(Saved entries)
/---
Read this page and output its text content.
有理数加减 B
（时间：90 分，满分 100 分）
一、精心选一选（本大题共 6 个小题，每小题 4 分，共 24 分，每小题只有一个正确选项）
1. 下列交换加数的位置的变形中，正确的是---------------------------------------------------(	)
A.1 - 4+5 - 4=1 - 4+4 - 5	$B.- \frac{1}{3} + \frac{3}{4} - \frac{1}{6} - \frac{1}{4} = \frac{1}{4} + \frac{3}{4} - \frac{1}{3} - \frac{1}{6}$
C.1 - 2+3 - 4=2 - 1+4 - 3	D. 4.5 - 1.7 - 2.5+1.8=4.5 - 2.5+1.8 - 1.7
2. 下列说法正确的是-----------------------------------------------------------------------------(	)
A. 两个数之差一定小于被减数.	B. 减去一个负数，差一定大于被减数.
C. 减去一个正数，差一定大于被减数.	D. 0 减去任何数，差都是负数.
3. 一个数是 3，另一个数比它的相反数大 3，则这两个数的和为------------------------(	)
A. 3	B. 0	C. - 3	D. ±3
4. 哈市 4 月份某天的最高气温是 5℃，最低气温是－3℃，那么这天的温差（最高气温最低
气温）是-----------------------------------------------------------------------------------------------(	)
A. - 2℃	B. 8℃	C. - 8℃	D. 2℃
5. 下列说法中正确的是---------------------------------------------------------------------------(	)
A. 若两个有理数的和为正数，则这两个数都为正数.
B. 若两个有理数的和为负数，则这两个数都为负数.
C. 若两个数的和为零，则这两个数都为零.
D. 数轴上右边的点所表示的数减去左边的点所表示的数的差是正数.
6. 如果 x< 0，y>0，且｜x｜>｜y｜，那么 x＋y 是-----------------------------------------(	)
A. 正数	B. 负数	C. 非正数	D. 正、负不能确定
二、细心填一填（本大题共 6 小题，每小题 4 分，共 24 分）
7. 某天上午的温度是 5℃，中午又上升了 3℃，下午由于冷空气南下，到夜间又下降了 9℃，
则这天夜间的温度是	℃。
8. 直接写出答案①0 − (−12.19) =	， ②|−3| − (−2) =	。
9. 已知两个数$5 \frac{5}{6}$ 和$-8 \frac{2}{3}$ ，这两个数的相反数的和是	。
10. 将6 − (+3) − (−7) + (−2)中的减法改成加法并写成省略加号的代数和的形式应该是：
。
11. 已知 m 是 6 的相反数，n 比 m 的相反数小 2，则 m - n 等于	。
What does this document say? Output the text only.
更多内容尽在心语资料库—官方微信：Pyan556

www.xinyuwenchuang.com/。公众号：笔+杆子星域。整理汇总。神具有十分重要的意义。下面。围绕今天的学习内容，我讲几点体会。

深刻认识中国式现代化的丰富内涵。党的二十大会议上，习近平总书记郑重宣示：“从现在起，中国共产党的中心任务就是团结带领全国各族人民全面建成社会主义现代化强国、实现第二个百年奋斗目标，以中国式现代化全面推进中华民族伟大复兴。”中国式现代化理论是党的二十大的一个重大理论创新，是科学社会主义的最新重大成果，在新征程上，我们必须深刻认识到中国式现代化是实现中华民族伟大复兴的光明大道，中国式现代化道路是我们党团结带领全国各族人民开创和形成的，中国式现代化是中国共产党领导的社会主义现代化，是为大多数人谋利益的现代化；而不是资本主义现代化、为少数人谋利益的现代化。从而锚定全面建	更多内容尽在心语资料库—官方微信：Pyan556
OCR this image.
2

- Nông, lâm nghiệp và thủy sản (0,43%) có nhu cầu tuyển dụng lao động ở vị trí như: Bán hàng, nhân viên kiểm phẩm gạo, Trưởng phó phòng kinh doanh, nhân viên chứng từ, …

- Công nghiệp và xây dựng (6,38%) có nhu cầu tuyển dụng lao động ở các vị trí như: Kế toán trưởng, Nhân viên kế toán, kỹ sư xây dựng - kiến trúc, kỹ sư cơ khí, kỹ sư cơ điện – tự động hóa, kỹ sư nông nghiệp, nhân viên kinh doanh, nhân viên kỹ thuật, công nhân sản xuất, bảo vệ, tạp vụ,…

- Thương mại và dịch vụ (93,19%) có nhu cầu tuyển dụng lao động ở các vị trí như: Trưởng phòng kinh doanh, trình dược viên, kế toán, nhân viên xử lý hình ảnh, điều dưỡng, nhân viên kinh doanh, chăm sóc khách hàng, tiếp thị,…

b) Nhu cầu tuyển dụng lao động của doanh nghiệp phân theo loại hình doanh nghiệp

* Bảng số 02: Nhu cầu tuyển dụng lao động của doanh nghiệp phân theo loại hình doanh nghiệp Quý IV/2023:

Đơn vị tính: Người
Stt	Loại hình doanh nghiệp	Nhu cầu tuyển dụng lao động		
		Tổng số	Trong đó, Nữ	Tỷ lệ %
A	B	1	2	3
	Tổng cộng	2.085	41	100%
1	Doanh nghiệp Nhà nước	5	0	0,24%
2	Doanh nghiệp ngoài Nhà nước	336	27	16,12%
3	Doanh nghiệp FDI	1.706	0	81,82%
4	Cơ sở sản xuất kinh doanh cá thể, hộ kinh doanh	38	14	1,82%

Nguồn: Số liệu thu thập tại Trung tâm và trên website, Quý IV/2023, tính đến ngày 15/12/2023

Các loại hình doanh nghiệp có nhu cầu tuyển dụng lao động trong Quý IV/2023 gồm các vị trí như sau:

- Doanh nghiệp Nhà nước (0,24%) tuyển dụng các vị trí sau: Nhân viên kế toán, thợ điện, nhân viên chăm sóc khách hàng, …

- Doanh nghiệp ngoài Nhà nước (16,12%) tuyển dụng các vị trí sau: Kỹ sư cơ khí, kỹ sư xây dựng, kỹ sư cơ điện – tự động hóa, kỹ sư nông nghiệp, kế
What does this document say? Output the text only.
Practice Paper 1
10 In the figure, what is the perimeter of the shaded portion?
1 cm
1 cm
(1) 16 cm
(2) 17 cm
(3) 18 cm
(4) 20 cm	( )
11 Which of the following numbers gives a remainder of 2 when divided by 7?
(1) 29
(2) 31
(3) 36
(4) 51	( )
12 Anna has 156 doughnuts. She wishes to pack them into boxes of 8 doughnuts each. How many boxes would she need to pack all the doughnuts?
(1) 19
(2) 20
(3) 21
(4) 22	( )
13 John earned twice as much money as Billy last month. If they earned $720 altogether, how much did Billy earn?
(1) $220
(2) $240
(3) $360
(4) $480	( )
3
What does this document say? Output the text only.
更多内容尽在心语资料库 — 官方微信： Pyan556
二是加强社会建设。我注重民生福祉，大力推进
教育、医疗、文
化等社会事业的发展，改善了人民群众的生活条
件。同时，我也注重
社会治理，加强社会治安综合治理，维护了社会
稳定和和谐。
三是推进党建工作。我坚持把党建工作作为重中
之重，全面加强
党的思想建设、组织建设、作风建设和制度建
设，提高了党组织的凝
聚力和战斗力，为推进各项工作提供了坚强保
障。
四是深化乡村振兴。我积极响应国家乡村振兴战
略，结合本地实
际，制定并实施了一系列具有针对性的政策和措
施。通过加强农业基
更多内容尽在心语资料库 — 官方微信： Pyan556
\---
Print all of the entries again, exactly as written.

Read this page and output its text content.
有理数加减 B
（时间：90 分，满分 100 分）
一、精心选一选（本大题共 6 个小题，每小题 4 分，共 24 分，每小题只有一个正确选项）
1. 下列交换加数的位置的变形中，正确的是---------------------------------------------------(	)
A.1 - 4+5 - 4=1 - 4+4 - 5	$B.- \frac{1}{3} + \frac{3}{4} - \frac{1}{6} - \frac{1}{4} = \frac{1}{4} + \frac{3}{4} - \frac{1}{3} - \frac{1}{6}$
C.1 - 2+3 - 4=2 - 1+4 - 3	D. 4.5 - 1.7 - 2.5+1.8=4.5 - 2.5+1.8 - 1.7
2. 下列说法正确的是-----------------------------------------------------------------------------(	)
A. 两个数之差一定小于被减数.	B. 减去一个负数，差一定大于被减数.
C. 减去一个正数，差一定大于被减数.	D. 0 减去任何数，差都是负数.
3. 一个数是 3，另一个数比它的相反数大 3，则这两个数的和为------------------------(	)
A. 3	B. 0	C. - 3	D. ±3
4. 哈市 4 月份某天的最高气温是 5℃，最低气温是－3℃，那么这天的温差（最高气温最低
气温）是-----------------------------------------------------------------------------------------------(	)
A. - 2℃	B. 8℃	C. - 8℃	D. 2℃
5. 下列说法中正确的是---------------------------------------------------------------------------(	)
A. 若两个有理数的和为正数，则这两个数都为正数.
B. 若两个有理数的和为负数，则这两个数都为负数.
C. 若两个数的和为零，则这两个数都为零.
D. 数轴上右边的点所表示的数减去左边的点所表示的数的差是正数.
6. 如果 x< 0，y>0，且｜x｜>｜y｜，那么 x＋y 是-----------------------------------------(	)
A. 正数	B. 负数	C. 非正数	D. 正、负不能确定
二、细心填一填（本大题共 6 小题，每小题 4 分，共 24 分）
7. 某天上午的温度是 5℃，中午又上升了 3℃，下午由于冷空气南下，到夜间又下降了 9℃，
则这天夜间的温度是	℃。
8. 直接写出答案①0 − (−12.19) =	， ②|−3| − (−2) =	。
9. 已知两个数$5 \frac{5}{6}$ 和$-8 \frac{2}{3}$ ，这两个数的相反数的和是	。
10. 将6 − (+3) − (−7) + (−2)中的减法改成加法并写成省略加号的代数和的形式应该是：
。
11. 已知 m 是 6 的相反数，n 比 m 的相反数小 2，则 m - n 等于	。
What does this document say? Output the text only.
更多内容尽在心语资料库—官方微信：Pyan556

www.xinyuwenchuang.com/。公众号：笔+杆子星域。整理汇总。神具有十分重要的意义。下面。围绕今天的学习内容，我讲几点体会。

深刻认识中国式现代化的丰富内涵。党的二十大会议上，习近平总书记郑重宣示：“从现在起，中国共产党的中心任务就是团结带领全国各族人民全面建成社会主义现代化强国、实现第二个百年奋斗目标，以中国式现代化全面推进中华民族伟大复兴。”中国式现代化理论是党的二十大的一个重大理论创新，是科学社会主义的最新重大成果，在新征程上，我们必须深刻认识到中国式现代化是实现中华民族伟大复兴的光明大道，中国式现代化道路是我们党团结带领全国各族人民开创和形成的，中国式现代化是中国共产党领导的社会主义现代化，是为大多数人谋利益的现代化；而不是资本主义现代化、为少数人谋利益的现代化。从而锚定全面建	更多内容尽在心语资料库—官方微信：Pyan556
OCR this image.
2

- Nông, lâm nghiệp và thủy sản (0,43%) có nhu cầu tuyển dụng lao động ở vị trí như: Bán hàng, nhân viên kiểm phẩm gạo, Trưởng phó phòng kinh doanh, nhân viên chứng từ, …

- Công nghiệp và xây dựng (6,38%) có nhu cầu tuyển dụng lao động ở các vị trí như: Kế toán trưởng, Nhân viên kế toán, kỹ sư xây dựng - kiến trúc, kỹ sư cơ khí, kỹ sư cơ điện – tự động hóa, kỹ sư nông nghiệp, nhân viên kinh doanh, nhân viên kỹ thuật, công nhân sản xuất, bảo vệ, tạp vụ,…

- Thương mại và dịch vụ (93,19%) có nhu cầu tuyển dụng lao động ở các vị trí như: Trưởng phòng kinh doanh, trình dược viên, kế toán, nhân viên xử lý hình ảnh, điều dưỡng, nhân viên kinh doanh, chăm sóc khách hàng, tiếp thị,…

b) Nhu cầu tuyển dụng lao động của doanh nghiệp phân theo loại hình doanh nghiệp

* Bảng số 02: Nhu cầu tuyển dụng lao động của doanh nghiệp phân theo loại hình doanh nghiệp Quý IV/2023:

Đơn vị tính: Người
Stt	Loại hình doanh nghiệp	Nhu cầu tuyển dụng lao động		
		Tổng số	Trong đó, Nữ	Tỷ lệ %
A	B	1	2	3
	Tổng cộng	2.085	41	100%
1	Doanh nghiệp Nhà nước	5	0	0,24%
2	Doanh nghiệp ngoài Nhà nước	336	27	16,12%
3	Doanh nghiệp FDI	1.706	0	81,82%
4	Cơ sở sản xuất kinh doanh cá thể, hộ kinh doanh	38	14	1,82%

Nguồn: Số liệu thu thập tại Trung tâm và trên website, Quý IV/2023, tính đến ngày 15/12/2023

Các loại hình doanh nghiệp có nhu cầu tuyển dụng lao động trong Quý IV/2023 gồm các vị trí như sau:

- Doanh nghiệp Nhà nước (0,24%) tuyển dụng các vị trí sau: Nhân viên kế toán, thợ điện, nhân viên chăm sóc khách hàng, …

- Doanh nghiệp ngoài Nhà nước (16,12%) tuyển dụng các vị trí sau: Kỹ sư cơ khí, kỹ sư xây dựng, kỹ sư cơ điện – tự động hóa, kỹ sư nông nghiệp, kế
What does this document say? Output the text only.
Practice Paper 1
10 In the figure, what is the perimeter of the shaded portion?
1 cm
1 cm
(1) 16 cm
(2) 17 cm
(3) 18 cm
(4) 20 cm	( )
11 Which of the following numbers gives a remainder of 2 when divided by 7?
(1) 29
(2) 31
(3) 36
(4) 51	( )
12 Anna has 156 doughnuts. She wishes to pack them into boxes of 8 doughnuts each. How many boxes would she need to pack all the doughnuts?
(1) 19
(2) 20
(3) 21
(4) 22	( )
13 John earned twice as much money as Billy last month. If they earned $720 altogether, how much did Billy earn?
(1) $220
(2) $240
(3) $360
(4) $480	( )
3
What does this document say? Output the text only.
更多内容尽在心语资料库 — 官方微信： Pyan556
二是加强社会建设。我注重民生福祉，大力推进
教育、医疗、文
化等社会事业的发展，改善了人民群众的生活条
件。同时，我也注重
社会治理，加强社会治安综合治理，维护了社会
稳定和和谐。
三是推进党建工作。我坚持把党建工作作为重中
之重，全面加强
党的思想建设、组织建设、作风建设和制度建
设，提高了党组织的凝
聚力和战斗力，为推进各项工作提供了坚强保
障。
四是深化乡村振兴。我积极响应国家乡村振兴战
略，结合本地实
际，制定并实施了一系列具有针对性的政策和措
施。通过加强农业基
更多内容尽在心语资料库 — 官方微信： Pyan556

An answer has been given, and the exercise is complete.